#### GIVEN PROBLEM:
List each line of the data that holds the string "image", please.

#### DATA TO PROCESS:
-- begin --

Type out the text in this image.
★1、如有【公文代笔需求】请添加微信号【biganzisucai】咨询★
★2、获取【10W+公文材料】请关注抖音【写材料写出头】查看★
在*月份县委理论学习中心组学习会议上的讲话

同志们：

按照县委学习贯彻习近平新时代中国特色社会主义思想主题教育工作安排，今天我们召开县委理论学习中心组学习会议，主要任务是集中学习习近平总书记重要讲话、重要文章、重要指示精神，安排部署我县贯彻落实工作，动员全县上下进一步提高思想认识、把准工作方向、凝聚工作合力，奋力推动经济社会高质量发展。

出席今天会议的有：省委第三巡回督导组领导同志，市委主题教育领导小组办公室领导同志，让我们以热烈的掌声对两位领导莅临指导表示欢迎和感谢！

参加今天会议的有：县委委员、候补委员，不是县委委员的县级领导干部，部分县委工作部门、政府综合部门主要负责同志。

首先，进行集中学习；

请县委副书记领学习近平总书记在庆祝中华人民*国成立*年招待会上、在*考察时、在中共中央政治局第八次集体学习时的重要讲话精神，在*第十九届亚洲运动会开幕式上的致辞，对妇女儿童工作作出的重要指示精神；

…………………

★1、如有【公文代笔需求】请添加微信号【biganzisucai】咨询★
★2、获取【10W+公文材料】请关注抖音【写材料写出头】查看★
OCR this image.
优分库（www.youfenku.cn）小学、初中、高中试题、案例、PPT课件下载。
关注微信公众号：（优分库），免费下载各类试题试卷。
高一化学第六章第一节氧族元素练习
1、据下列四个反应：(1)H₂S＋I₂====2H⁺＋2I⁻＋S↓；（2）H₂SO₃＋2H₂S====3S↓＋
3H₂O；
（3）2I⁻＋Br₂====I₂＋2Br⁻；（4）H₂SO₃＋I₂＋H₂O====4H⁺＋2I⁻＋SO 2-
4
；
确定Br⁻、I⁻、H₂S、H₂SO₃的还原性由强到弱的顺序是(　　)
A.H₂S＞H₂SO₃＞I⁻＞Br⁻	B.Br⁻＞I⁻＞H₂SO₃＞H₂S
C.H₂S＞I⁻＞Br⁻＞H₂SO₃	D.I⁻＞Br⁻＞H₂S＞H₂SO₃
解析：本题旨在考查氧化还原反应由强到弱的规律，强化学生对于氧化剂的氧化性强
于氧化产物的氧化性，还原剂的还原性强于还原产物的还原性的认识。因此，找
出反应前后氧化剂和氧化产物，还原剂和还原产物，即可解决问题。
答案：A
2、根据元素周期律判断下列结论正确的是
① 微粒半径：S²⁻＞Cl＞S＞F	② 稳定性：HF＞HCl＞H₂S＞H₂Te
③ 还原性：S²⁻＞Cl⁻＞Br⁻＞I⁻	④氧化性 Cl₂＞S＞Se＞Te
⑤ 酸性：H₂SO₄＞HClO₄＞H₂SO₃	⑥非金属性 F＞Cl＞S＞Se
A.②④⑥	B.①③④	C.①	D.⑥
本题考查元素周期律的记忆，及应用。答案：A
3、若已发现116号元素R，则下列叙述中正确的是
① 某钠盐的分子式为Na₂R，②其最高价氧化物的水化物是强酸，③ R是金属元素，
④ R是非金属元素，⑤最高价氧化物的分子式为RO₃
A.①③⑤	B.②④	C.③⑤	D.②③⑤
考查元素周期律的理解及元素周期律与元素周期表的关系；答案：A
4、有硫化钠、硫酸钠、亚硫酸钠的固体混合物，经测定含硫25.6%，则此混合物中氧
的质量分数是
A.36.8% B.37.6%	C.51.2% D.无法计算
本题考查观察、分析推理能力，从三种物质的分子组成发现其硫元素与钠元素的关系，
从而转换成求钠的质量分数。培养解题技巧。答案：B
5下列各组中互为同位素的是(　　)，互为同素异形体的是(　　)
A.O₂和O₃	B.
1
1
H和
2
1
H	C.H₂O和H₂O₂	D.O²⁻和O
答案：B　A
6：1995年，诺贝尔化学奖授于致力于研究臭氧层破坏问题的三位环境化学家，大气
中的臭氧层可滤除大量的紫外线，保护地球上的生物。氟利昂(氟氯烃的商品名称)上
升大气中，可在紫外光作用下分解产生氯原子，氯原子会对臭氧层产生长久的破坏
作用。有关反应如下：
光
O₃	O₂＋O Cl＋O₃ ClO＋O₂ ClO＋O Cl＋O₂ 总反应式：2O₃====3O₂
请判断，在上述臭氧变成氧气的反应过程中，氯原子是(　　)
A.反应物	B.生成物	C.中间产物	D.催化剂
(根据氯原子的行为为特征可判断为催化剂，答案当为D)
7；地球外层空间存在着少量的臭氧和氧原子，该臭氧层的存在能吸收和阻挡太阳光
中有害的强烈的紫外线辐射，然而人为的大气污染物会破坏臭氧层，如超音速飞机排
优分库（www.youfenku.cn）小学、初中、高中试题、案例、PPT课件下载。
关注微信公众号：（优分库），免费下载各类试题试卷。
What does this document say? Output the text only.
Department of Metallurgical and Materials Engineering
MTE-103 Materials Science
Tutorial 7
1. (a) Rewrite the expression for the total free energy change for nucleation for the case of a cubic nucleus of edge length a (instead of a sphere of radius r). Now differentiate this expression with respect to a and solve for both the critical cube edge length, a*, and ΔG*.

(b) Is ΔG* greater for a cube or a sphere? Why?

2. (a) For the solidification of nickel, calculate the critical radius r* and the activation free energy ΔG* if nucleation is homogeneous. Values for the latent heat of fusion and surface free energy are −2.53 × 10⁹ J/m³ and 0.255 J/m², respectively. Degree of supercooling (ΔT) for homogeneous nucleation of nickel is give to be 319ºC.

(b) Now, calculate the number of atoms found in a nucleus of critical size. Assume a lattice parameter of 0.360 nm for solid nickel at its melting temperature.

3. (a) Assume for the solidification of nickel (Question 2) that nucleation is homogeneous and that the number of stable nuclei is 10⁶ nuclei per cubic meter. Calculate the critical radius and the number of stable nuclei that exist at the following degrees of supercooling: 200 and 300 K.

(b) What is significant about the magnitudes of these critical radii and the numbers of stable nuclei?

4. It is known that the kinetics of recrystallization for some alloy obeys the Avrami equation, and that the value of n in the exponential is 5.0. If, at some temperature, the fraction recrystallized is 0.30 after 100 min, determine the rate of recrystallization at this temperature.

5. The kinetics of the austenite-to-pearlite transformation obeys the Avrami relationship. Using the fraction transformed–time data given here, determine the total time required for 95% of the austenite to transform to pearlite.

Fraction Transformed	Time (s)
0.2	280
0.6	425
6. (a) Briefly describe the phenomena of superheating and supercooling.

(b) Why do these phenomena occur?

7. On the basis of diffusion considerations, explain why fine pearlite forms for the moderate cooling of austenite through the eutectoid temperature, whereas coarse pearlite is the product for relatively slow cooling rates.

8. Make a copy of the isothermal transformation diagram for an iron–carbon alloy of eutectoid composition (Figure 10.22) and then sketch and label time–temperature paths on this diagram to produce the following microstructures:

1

-- end --

#### FULL RESPONSE:
Type out the text in this image.
OCR this image.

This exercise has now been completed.